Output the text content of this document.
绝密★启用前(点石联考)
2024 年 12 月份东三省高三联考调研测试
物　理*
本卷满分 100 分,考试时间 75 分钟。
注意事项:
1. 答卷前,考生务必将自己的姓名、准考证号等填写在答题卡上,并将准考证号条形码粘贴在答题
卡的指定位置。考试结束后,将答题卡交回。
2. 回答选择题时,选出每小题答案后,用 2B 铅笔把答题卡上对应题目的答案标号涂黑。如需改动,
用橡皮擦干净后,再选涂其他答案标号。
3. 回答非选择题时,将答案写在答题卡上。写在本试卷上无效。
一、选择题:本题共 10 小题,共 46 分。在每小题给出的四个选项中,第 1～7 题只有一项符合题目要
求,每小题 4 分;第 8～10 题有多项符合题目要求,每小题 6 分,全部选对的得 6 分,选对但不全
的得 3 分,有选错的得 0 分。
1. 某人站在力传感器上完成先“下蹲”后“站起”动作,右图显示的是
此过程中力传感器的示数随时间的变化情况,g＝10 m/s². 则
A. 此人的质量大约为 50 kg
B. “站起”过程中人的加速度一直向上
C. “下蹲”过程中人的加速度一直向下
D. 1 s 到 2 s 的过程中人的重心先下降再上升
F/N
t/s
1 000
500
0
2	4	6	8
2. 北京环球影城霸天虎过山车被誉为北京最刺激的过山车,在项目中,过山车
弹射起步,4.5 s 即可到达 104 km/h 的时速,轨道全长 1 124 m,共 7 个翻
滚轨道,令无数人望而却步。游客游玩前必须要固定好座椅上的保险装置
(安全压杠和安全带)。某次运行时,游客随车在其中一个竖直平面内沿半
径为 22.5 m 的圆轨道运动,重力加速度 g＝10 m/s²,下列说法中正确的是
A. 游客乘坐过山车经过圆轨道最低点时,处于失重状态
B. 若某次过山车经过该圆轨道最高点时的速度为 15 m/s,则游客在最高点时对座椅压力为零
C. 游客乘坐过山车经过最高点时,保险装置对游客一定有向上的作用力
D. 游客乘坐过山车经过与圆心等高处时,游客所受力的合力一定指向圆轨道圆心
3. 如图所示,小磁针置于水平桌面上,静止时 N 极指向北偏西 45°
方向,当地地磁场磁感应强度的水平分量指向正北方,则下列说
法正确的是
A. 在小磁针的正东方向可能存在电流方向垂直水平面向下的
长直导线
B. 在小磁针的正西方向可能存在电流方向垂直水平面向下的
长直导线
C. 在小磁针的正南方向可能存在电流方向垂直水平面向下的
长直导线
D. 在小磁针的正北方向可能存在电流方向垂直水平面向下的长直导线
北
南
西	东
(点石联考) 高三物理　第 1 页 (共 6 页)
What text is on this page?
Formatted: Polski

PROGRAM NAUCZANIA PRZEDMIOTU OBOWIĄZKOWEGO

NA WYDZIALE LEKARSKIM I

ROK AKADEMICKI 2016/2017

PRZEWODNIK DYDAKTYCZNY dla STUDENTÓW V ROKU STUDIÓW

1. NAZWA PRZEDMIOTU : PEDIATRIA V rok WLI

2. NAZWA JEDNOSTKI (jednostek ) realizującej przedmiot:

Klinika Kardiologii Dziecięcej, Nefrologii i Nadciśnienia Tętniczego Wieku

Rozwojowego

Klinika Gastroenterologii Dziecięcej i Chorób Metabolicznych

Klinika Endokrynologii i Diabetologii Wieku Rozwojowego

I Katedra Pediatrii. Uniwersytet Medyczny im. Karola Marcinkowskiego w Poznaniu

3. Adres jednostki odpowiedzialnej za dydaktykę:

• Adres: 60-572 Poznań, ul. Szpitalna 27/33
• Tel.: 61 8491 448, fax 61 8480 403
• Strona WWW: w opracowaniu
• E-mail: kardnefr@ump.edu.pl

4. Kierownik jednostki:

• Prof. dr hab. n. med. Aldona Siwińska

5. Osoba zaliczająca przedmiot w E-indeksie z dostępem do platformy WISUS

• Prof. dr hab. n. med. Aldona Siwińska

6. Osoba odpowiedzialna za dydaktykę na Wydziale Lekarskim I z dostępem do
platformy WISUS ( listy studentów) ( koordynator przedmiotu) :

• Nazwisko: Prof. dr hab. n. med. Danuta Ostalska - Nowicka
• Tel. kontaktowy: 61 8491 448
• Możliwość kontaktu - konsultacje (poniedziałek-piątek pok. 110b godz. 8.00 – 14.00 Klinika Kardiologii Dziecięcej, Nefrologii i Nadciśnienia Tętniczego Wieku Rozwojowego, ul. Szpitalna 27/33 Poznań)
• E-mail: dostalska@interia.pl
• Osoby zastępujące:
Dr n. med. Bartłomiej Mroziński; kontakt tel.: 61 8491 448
# # # #
What to do
Write out the records above again, keeping each one identical to the original.

Response to this exercise
Output the text content of this document.
绝密★启用前(点石联考)
2024 年 12 月份东三省高三联考调研测试
物　理*
本卷满分 100 分,考试时间 75 分钟。
注意事项:
1. 答卷前,考生务必将自己的姓名、准考证号等填写在答题卡上,并将准考证号条形码粘贴在答题
卡的指定位置。考试结束后,将答题卡交回。
2. 回答选择题时,选出每小题答案后,用 2B 铅笔把答题卡上对应题目的答案标号涂黑。如需改动,
用橡皮擦干净后,再选涂其他答案标号。
3. 回答非选择题时,将答案写在答题卡上。写在本试卷上无效。
一、选择题:本题共 10 小题,共 46 分。在每小题给出的四个选项中,第 1～7 题只有一项符合题目要
求,每小题 4 分;第 8～10 题有多项符合题目要求,每小题 6 分,全部选对的得 6 分,选对但不全
的得 3 分,有选错的得 0 分。
1. 某人站在力传感器上完成先“下蹲”后“站起”动作,右图显示的是
此过程中力传感器的示数随时间的变化情况,g＝10 m/s². 则
A. 此人的质量大约为 50 kg
B. “站起”过程中人的加速度一直向上
C. “下蹲”过程中人的加速度一直向下
D. 1 s 到 2 s 的过程中人的重心先下降再上升
F/N
t/s
1 000
500
0
2	4	6	8
2. 北京环球影城霸天虎过山车被誉为北京最刺激的过山车,在项目中,过山车
弹射起步,4.5 s 即可到达 104 km/h 的时速,轨道全长 1 124 m,共 7 个翻
滚轨道,令无数人望而却步。游客游玩前必须要固定好座椅上的保险装置
(安全压杠和安全带)。某次运行时,游客随车在其中一个竖直平面内沿半
径为 22.5 m 的圆轨道运动,重力加速度 g＝10 m/s²,下列说法中正确的是
A. 游客乘坐过山车经过圆轨道最低点时,处于失重状态
B. 若某次过山车经过该圆轨道最高点时的速度为 15 m/s,则游客在最高点时对座椅压力为零
C. 游客乘坐过山车经过最高点时,保险装置对游客一定有向上的作用力
D. 游客乘坐过山车经过与圆心等高处时,游客所受力的合力一定指向圆轨道圆心
3. 如图所示,小磁针置于水平桌面上,静止时 N 极指向北偏西 45°
方向,当地地磁场磁感应强度的水平分量指向正北方,则下列说
法正确的是
A. 在小磁针的正东方向可能存在电流方向垂直水平面向下的
长直导线
B. 在小磁针的正西方向可能存在电流方向垂直水平面向下的
长直导线
C. 在小磁针的正南方向可能存在电流方向垂直水平面向下的
长直导线
D. 在小磁针的正北方向可能存在电流方向垂直水平面向下的长直导线
北
南
西	东
(点石联考) 高三物理　第 1 页 (共 6 页)
What text is on this page?
Formatted: Polski

PROGRAM NAUCZANIA PRZEDMIOTU OBOWIĄZKOWEGO

NA WYDZIALE LEKARSKIM I

ROK AKADEMICKI 2016/2017

PRZEWODNIK DYDAKTYCZNY dla STUDENTÓW V ROKU STUDIÓW

1. NAZWA PRZEDMIOTU : PEDIATRIA V rok WLI

2. NAZWA JEDNOSTKI (jednostek ) realizującej przedmiot:

Klinika Kardiologii Dziecięcej, Nefrologii i Nadciśnienia Tętniczego Wieku

Rozwojowego

Klinika Gastroenterologii Dziecięcej i Chorób Metabolicznych

Klinika Endokrynologii i Diabetologii Wieku Rozwojowego

I Katedra Pediatrii. Uniwersytet Medyczny im. Karola Marcinkowskiego w Poznaniu

3. Adres jednostki odpowiedzialnej za dydaktykę:

• Adres: 60-572 Poznań, ul. Szpitalna 27/33
• Tel.: 61 8491 448, fax 61 8480 403
• Strona WWW: w opracowaniu
• E-mail: kardnefr@ump.edu.pl

4. Kierownik jednostki:

• Prof. dr hab. n. med. Aldona Siwińska

5. Osoba zaliczająca przedmiot w E-indeksie z dostępem do platformy WISUS

• Prof. dr hab. n. med. Aldona Siwińska

6. Osoba odpowiedzialna za dydaktykę na Wydziale Lekarskim I z dostępem do
platformy WISUS ( listy studentów) ( koordynator przedmiotu) :

• Nazwisko: Prof. dr hab. n. med. Danuta Ostalska - Nowicka
• Tel. kontaktowy: 61 8491 448
• Możliwość kontaktu - konsultacje (poniedziałek-piątek pok. 110b godz. 8.00 – 14.00 Klinika Kardiologii Dziecięcej, Nefrologii i Nadciśnienia Tętniczego Wieku Rozwojowego, ul. Szpitalna 27/33 Poznań)
• E-mail: dostalska@interia.pl
• Osoby zastępujące:
Dr n. med. Bartłomiej Mroziński; kontakt tel.: 61 8491 448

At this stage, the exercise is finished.